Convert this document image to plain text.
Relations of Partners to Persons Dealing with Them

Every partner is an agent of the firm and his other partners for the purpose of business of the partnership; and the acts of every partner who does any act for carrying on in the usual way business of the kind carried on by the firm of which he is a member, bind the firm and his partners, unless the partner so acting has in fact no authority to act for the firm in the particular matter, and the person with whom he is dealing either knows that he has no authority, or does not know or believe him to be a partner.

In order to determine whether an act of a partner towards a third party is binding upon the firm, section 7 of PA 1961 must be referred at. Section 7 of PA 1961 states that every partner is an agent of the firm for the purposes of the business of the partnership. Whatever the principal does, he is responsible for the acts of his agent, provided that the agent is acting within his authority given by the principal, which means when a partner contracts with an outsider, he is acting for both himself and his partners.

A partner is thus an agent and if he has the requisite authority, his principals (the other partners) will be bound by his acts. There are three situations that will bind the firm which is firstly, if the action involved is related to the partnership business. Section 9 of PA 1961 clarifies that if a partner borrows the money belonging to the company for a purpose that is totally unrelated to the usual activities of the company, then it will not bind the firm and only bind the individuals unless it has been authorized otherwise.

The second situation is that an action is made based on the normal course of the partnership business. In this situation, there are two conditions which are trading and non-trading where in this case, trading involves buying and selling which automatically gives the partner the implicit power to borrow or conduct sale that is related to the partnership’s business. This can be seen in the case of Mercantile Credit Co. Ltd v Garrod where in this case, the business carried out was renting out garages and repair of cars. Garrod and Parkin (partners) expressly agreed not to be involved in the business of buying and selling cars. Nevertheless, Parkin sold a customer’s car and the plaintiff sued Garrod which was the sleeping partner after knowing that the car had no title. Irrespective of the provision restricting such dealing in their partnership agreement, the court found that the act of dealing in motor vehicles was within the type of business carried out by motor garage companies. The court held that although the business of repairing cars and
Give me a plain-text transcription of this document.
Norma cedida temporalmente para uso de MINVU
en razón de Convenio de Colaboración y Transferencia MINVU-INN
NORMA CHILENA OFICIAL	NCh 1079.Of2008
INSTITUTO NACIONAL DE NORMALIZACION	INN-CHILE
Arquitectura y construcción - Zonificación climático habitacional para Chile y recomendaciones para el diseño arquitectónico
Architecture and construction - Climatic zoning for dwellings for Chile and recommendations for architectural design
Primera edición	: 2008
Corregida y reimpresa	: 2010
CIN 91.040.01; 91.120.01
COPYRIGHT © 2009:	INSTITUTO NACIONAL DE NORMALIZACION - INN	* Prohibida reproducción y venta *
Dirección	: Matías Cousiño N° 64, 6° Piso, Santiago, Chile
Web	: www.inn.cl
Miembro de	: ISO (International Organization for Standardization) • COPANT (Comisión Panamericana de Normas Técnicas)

▶ Work required
Reproduce the final stretch of the data above: every line from the one holding "Give me a plain-text" through the end, inclusive, exactly as written and nothing else.

▶ Solution for this problem
Give me a plain-text transcription of this document.
Norma cedida temporalmente para uso de MINVU
en razón de Convenio de Colaboración y Transferencia MINVU-INN
NORMA CHILENA OFICIAL	NCh 1079.Of2008
INSTITUTO NACIONAL DE NORMALIZACION	INN-CHILE
Arquitectura y construcción - Zonificación climático habitacional para Chile y recomendaciones para el diseño arquitectónico
Architecture and construction - Climatic zoning for dwellings for Chile and recommendations for architectural design
Primera edición	: 2008
Corregida y reimpresa	: 2010
CIN 91.040.01; 91.120.01
COPYRIGHT © 2009:	INSTITUTO NACIONAL DE NORMALIZACION - INN	* Prohibida reproducción y venta *
Dirección	: Matías Cousiño N° 64, 6° Piso, Santiago, Chile
Web	: www.inn.cl
Miembro de	: ISO (International Organization for Standardization) • COPANT (Comisión Panamericana de Normas Técnicas)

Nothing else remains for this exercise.